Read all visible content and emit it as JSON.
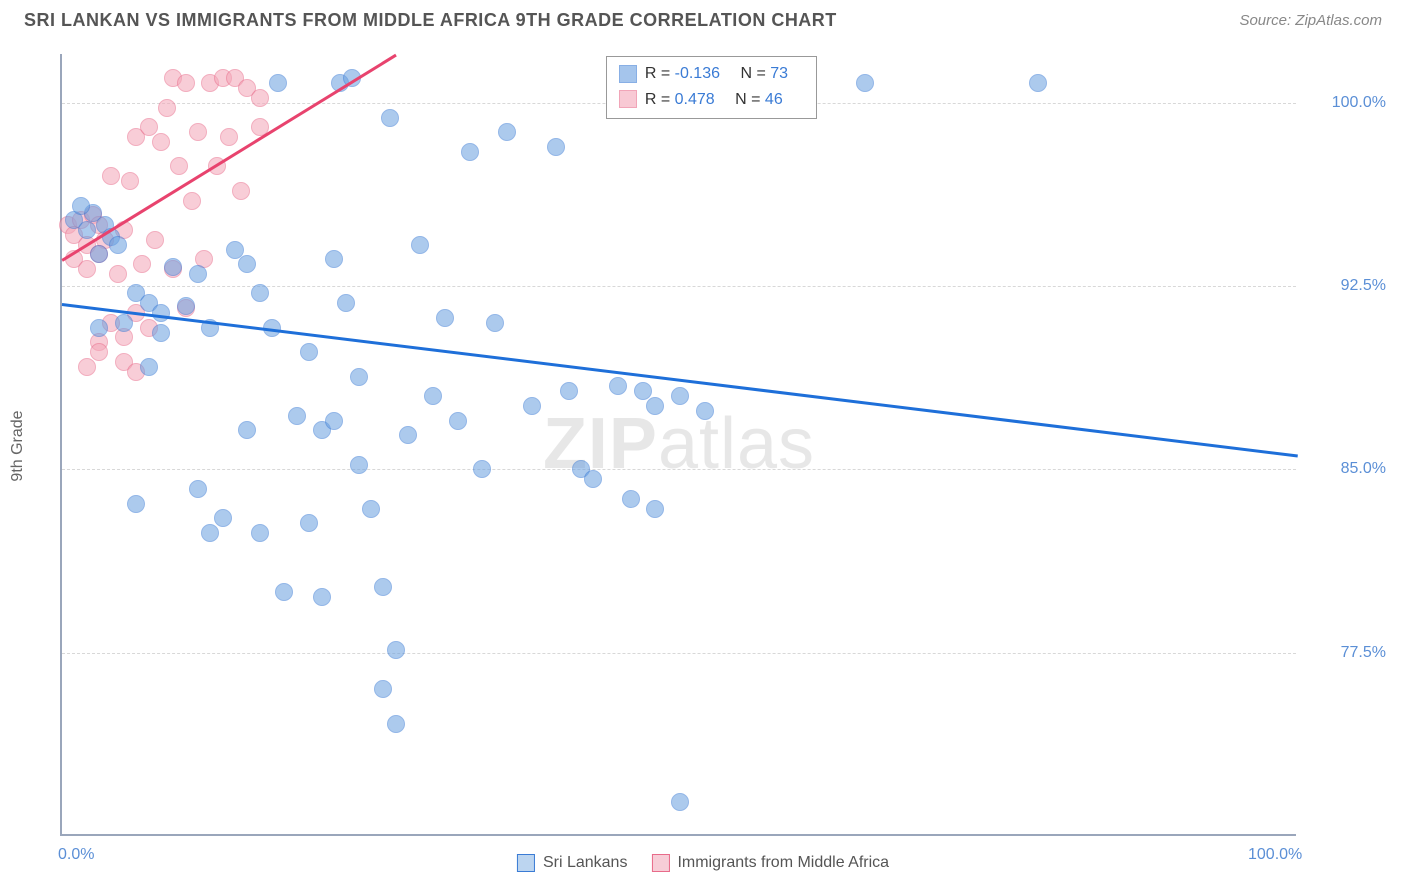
{
  "title": "SRI LANKAN VS IMMIGRANTS FROM MIDDLE AFRICA 9TH GRADE CORRELATION CHART",
  "source": "Source: ZipAtlas.com",
  "ylabel": "9th Grade",
  "watermark_bold": "ZIP",
  "watermark_rest": "atlas",
  "chart": {
    "type": "scatter",
    "background_color": "#ffffff",
    "grid_color": "#d8d8d8",
    "axis_color": "#9aa6bb",
    "xlim": [
      0,
      100
    ],
    "ylim": [
      70,
      102
    ],
    "x_ticks": [
      {
        "v": 0,
        "label": "0.0%"
      },
      {
        "v": 100,
        "label": "100.0%"
      }
    ],
    "y_ticks": [
      {
        "v": 77.5,
        "label": "77.5%"
      },
      {
        "v": 85.0,
        "label": "85.0%"
      },
      {
        "v": 92.5,
        "label": "92.5%"
      },
      {
        "v": 100.0,
        "label": "100.0%"
      }
    ],
    "marker_radius": 9,
    "marker_opacity": 0.55,
    "marker_border_opacity": 0.9,
    "series": [
      {
        "name": "Sri Lankans",
        "color": "#6aa0e0",
        "border_color": "#3a7bd5",
        "trend_color": "#1e6fd9",
        "trend": {
          "x1": 0,
          "y1": 91.8,
          "x2": 100,
          "y2": 85.6
        },
        "R": "-0.136",
        "N": "73",
        "points": [
          [
            1,
            95.2
          ],
          [
            2,
            94.8
          ],
          [
            2.5,
            95.5
          ],
          [
            3,
            93.8
          ],
          [
            3.5,
            95.0
          ],
          [
            4,
            94.5
          ],
          [
            4.5,
            94.2
          ],
          [
            1.5,
            95.8
          ],
          [
            3,
            90.8
          ],
          [
            5,
            91.0
          ],
          [
            6,
            92.2
          ],
          [
            7,
            91.8
          ],
          [
            8,
            91.4
          ],
          [
            9,
            93.3
          ],
          [
            10,
            91.7
          ],
          [
            11,
            93.0
          ],
          [
            7,
            89.2
          ],
          [
            8,
            90.6
          ],
          [
            12,
            90.8
          ],
          [
            14,
            94.0
          ],
          [
            15,
            93.4
          ],
          [
            16,
            92.2
          ],
          [
            17,
            90.8
          ],
          [
            17.5,
            100.8
          ],
          [
            19,
            87.2
          ],
          [
            20,
            89.8
          ],
          [
            21,
            86.6
          ],
          [
            22,
            93.6
          ],
          [
            22.5,
            100.8
          ],
          [
            23,
            91.8
          ],
          [
            23.5,
            101.0
          ],
          [
            24,
            88.8
          ],
          [
            6,
            83.6
          ],
          [
            11,
            84.2
          ],
          [
            12,
            82.4
          ],
          [
            13,
            83.0
          ],
          [
            15,
            86.6
          ],
          [
            16,
            82.4
          ],
          [
            18,
            80.0
          ],
          [
            20,
            82.8
          ],
          [
            21,
            79.8
          ],
          [
            22,
            87.0
          ],
          [
            24,
            85.2
          ],
          [
            25,
            83.4
          ],
          [
            26,
            80.2
          ],
          [
            26.5,
            99.4
          ],
          [
            27,
            77.6
          ],
          [
            28,
            86.4
          ],
          [
            29,
            94.2
          ],
          [
            30,
            88.0
          ],
          [
            31,
            91.2
          ],
          [
            32,
            87.0
          ],
          [
            33,
            98.0
          ],
          [
            34,
            85.0
          ],
          [
            35,
            91.0
          ],
          [
            36,
            98.8
          ],
          [
            38,
            87.6
          ],
          [
            40,
            98.2
          ],
          [
            41,
            88.2
          ],
          [
            42,
            85.0
          ],
          [
            43,
            84.6
          ],
          [
            45,
            88.4
          ],
          [
            47,
            88.2
          ],
          [
            46,
            83.8
          ],
          [
            48,
            87.6
          ],
          [
            48,
            83.4
          ],
          [
            50,
            88.0
          ],
          [
            52,
            87.4
          ],
          [
            26,
            76.0
          ],
          [
            27,
            74.6
          ],
          [
            65,
            100.8
          ],
          [
            79,
            100.8
          ],
          [
            50,
            71.4
          ]
        ]
      },
      {
        "name": "Immigrants from Middle Africa",
        "color": "#f4a6b8",
        "border_color": "#e86b8a",
        "trend_color": "#e8436e",
        "trend": {
          "x1": 0,
          "y1": 93.6,
          "x2": 27,
          "y2": 102.0
        },
        "R": "0.478",
        "N": "46",
        "points": [
          [
            0.5,
            95.0
          ],
          [
            1,
            94.6
          ],
          [
            1.5,
            95.2
          ],
          [
            2,
            94.2
          ],
          [
            2.5,
            95.4
          ],
          [
            3,
            95.0
          ],
          [
            3.5,
            94.4
          ],
          [
            1,
            93.6
          ],
          [
            2,
            93.2
          ],
          [
            3,
            93.8
          ],
          [
            4,
            97.0
          ],
          [
            4.5,
            93.0
          ],
          [
            5,
            94.8
          ],
          [
            5.5,
            96.8
          ],
          [
            6,
            98.6
          ],
          [
            6.5,
            93.4
          ],
          [
            7,
            99.0
          ],
          [
            7.5,
            94.4
          ],
          [
            8,
            98.4
          ],
          [
            8.5,
            99.8
          ],
          [
            9,
            101.0
          ],
          [
            9.5,
            97.4
          ],
          [
            10,
            100.8
          ],
          [
            10.5,
            96.0
          ],
          [
            11,
            98.8
          ],
          [
            11.5,
            93.6
          ],
          [
            12,
            100.8
          ],
          [
            12.5,
            97.4
          ],
          [
            13,
            101.0
          ],
          [
            13.5,
            98.6
          ],
          [
            14,
            101.0
          ],
          [
            14.5,
            96.4
          ],
          [
            15,
            100.6
          ],
          [
            3,
            90.2
          ],
          [
            4,
            91.0
          ],
          [
            5,
            90.4
          ],
          [
            6,
            91.4
          ],
          [
            7,
            90.8
          ],
          [
            2,
            89.2
          ],
          [
            3,
            89.8
          ],
          [
            5,
            89.4
          ],
          [
            6,
            89.0
          ],
          [
            9,
            93.2
          ],
          [
            10,
            91.6
          ],
          [
            16,
            99.0
          ],
          [
            16,
            100.2
          ]
        ]
      }
    ],
    "legend_top_pos": {
      "left_pct": 44,
      "top_pct": 0
    },
    "legend_labels": {
      "R": "R =",
      "N": "N ="
    },
    "tick_label_color": "#5b8fd6",
    "tick_fontsize": 16,
    "title_color": "#555555",
    "title_fontsize": 18
  },
  "bottom_legend": [
    {
      "label": "Sri Lankans",
      "fill": "#bcd5f0",
      "border": "#3a7bd5"
    },
    {
      "label": "Immigrants from Middle Africa",
      "fill": "#f7cdd7",
      "border": "#e86b8a"
    }
  ]
}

+++++

PROBLEM DETAILS:
Write out again every line above exactly as given; the pictures do not belong in the copy.

FINISHED EXERCISE:
Read all visible content and emit it as JSON.
{
  "title": "SRI LANKAN VS IMMIGRANTS FROM MIDDLE AFRICA 9TH GRADE CORRELATION CHART",
  "source": "Source: ZipAtlas.com",
  "ylabel": "9th Grade",
  "watermark_bold": "ZIP",
  "watermark_rest": "atlas",
  "chart": {
    "type": "scatter",
    "background_color": "#ffffff",
    "grid_color": "#d8d8d8",
    "axis_color": "#9aa6bb",
    "xlim": [
      0,
      100
    ],
    "ylim": [
      70,
      102
    ],
    "x_ticks": [
      {
        "v": 0,
        "label": "0.0%"
      },
      {
        "v": 100,
        "label": "100.0%"
      }
    ],
    "y_ticks": [
      {
        "v": 77.5,
        "label": "77.5%"
      },
      {
        "v": 85.0,
        "label": "85.0%"
      },
      {
        "v": 92.5,
        "label": "92.5%"
      },
      {
        "v": 100.0,
        "label": "100.0%"
      }
    ],
    "marker_radius": 9,
    "marker_opacity": 0.55,
    "marker_border_opacity": 0.9,
    "series": [
      {
        "name": "Sri Lankans",
        "color": "#6aa0e0",
        "border_color": "#3a7bd5",
        "trend_color": "#1e6fd9",
        "trend": {
          "x1": 0,
          "y1": 91.8,
          "x2": 100,
          "y2": 85.6
        },
        "R": "-0.136",
        "N": "73",
        "points": [
          [
            1,
            95.2
          ],
          [
            2,
            94.8
          ],
          [
            2.5,
            95.5
          ],
          [
            3,
            93.8
          ],
          [
            3.5,
            95.0
          ],
          [
            4,
            94.5
          ],
          [
            4.5,
            94.2
          ],
          [
            1.5,
            95.8
          ],
          [
            3,
            90.8
          ],
          [
            5,
            91.0
          ],
          [
            6,
            92.2
          ],
          [
            7,
            91.8
          ],
          [
            8,
            91.4
          ],
          [
            9,
            93.3
          ],
          [
            10,
            91.7
          ],
          [
            11,
            93.0
          ],
          [
            7,
            89.2
          ],
          [
            8,
            90.6
          ],
          [
            12,
            90.8
          ],
          [
            14,
            94.0
          ],
          [
            15,
            93.4
          ],
          [
            16,
            92.2
          ],
          [
            17,
            90.8
          ],
          [
            17.5,
            100.8
          ],
          [
            19,
            87.2
          ],
          [
            20,
            89.8
          ],
          [
            21,
            86.6
          ],
          [
            22,
            93.6
          ],
          [
            22.5,
            100.8
          ],
          [
            23,
            91.8
          ],
          [
            23.5,
            101.0
          ],
          [
            24,
            88.8
          ],
          [
            6,
            83.6
          ],
          [
            11,
            84.2
          ],
          [
            12,
            82.4
          ],
          [
            13,
            83.0
          ],
          [
            15,
            86.6
          ],
          [
            16,
            82.4
          ],
          [
            18,
            80.0
          ],
          [
            20,
            82.8
          ],
          [
            21,
            79.8
          ],
          [
            22,
            87.0
          ],
          [
            24,
            85.2
          ],
          [
            25,
            83.4
          ],
          [
            26,
            80.2
          ],
          [
            26.5,
            99.4
          ],
          [
            27,
            77.6
          ],
          [
            28,
            86.4
          ],
          [
            29,
            94.2
          ],
          [
            30,
            88.0
          ],
          [
            31,
            91.2
          ],
          [
            32,
            87.0
          ],
          [
            33,
            98.0
          ],
          [
            34,
            85.0
          ],
          [
            35,
            91.0
          ],
          [
            36,
            98.8
          ],
          [
            38,
            87.6
          ],
          [
            40,
            98.2
          ],
          [
            41,
            88.2
          ],
          [
            42,
            85.0
          ],
          [
            43,
            84.6
          ],
          [
            45,
            88.4
          ],
          [
            47,
            88.2
          ],
          [
            46,
            83.8
          ],
          [
            48,
            87.6
          ],
          [
            48,
            83.4
          ],
          [
            50,
            88.0
          ],
          [
            52,
            87.4
          ],
          [
            26,
            76.0
          ],
          [
            27,
            74.6
          ],
          [
            65,
            100.8
          ],
          [
            79,
            100.8
          ],
          [
            50,
            71.4
          ]
        ]
      },
      {
        "name": "Immigrants from Middle Africa",
        "color": "#f4a6b8",
        "border_color": "#e86b8a",
        "trend_color": "#e8436e",
        "trend": {
          "x1": 0,
          "y1": 93.6,
          "x2": 27,
          "y2": 102.0
        },
        "R": "0.478",
        "N": "46",
        "points": [
          [
            0.5,
            95.0
          ],
          [
            1,
            94.6
          ],
          [
            1.5,
            95.2
          ],
          [
            2,
            94.2
          ],
          [
            2.5,
            95.4
          ],
          [
            3,
            95.0
          ],
          [
            3.5,
            94.4
          ],
          [
            1,
            93.6
          ],
          [
            2,
            93.2
          ],
          [
            3,
            93.8
          ],
          [
            4,
            97.0
          ],
          [
            4.5,
            93.0
          ],
          [
            5,
            94.8
          ],
          [
            5.5,
            96.8
          ],
          [
            6,
            98.6
          ],
          [
            6.5,
            93.4
          ],
          [
            7,
            99.0
          ],
          [
            7.5,
            94.4
          ],
          [
            8,
            98.4
          ],
          [
            8.5,
            99.8
          ],
          [
            9,
            101.0
          ],
          [
            9.5,
            97.4
          ],
          [
            10,
            100.8
          ],
          [
            10.5,
            96.0
          ],
          [
            11,
            98.8
          ],
          [
            11.5,
            93.6
          ],
          [
            12,
            100.8
          ],
          [
            12.5,
            97.4
          ],
          [
            13,
            101.0
          ],
          [
            13.5,
            98.6
          ],
          [
            14,
            101.0
          ],
          [
            14.5,
            96.4
          ],
          [
            15,
            100.6
          ],
          [
            3,
            90.2
          ],
          [
            4,
            91.0
          ],
          [
            5,
            90.4
          ],
          [
            6,
            91.4
          ],
          [
            7,
            90.8
          ],
          [
            2,
            89.2
          ],
          [
            3,
            89.8
          ],
          [
            5,
            89.4
          ],
          [
            6,
            89.0
          ],
          [
            9,
            93.2
          ],
          [
            10,
            91.6
          ],
          [
            16,
            99.0
          ],
          [
            16,
            100.2
          ]
        ]
      }
    ],
    "legend_top_pos": {
      "left_pct": 44,
      "top_pct": 0
    },
    "legend_labels": {
      "R": "R =",
      "N": "N ="
    },
    "tick_label_color": "#5b8fd6",
    "tick_fontsize": 16,
    "title_color": "#555555",
    "title_fontsize": 18
  },
  "bottom_legend": [
    {
      "label": "Sri Lankans",
      "fill": "#bcd5f0",
      "border": "#3a7bd5"
    },
    {
      "label": "Immigrants from Middle Africa",
      "fill": "#f7cdd7",
      "border": "#e86b8a"
    }
  ]
}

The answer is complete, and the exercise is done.